→ **Recorded data**:
☆ ☆ ☆ ☆ ☆
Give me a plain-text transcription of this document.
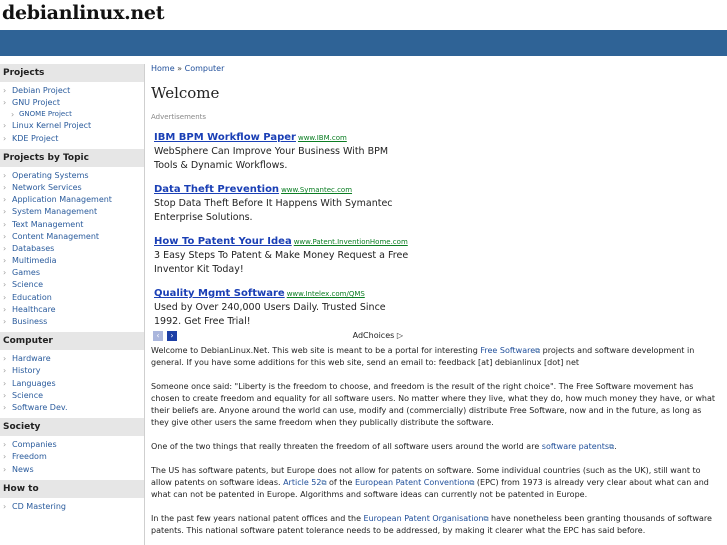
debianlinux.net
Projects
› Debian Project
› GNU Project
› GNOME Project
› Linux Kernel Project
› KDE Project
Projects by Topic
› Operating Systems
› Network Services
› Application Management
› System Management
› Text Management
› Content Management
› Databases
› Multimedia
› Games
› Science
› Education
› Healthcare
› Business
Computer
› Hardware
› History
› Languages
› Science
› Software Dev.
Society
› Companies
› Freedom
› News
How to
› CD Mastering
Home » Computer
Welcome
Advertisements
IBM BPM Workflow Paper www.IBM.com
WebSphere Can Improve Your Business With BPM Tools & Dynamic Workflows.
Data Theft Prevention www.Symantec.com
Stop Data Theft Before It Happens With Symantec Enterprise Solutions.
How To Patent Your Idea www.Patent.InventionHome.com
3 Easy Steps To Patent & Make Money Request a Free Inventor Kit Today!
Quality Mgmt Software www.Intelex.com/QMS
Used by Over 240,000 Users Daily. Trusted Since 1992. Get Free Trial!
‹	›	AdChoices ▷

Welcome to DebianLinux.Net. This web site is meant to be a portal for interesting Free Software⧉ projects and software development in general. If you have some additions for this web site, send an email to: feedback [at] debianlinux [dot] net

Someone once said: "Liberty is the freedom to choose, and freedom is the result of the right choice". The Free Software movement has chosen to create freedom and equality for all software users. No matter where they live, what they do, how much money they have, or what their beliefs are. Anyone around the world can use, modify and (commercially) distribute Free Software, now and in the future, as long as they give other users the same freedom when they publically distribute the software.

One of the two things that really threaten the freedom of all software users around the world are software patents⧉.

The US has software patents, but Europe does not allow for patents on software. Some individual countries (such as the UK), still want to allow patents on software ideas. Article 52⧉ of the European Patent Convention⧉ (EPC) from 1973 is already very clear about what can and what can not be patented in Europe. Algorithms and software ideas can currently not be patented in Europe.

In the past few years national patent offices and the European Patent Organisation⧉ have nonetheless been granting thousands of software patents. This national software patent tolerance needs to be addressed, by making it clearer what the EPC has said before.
☆ ☆ ☆ ☆ ☆
→ **SHORT PROBLEM**: Tally the lines in this data that hold the word "Welcome" and state only the count.

→ **FULL SOLUTION**: 2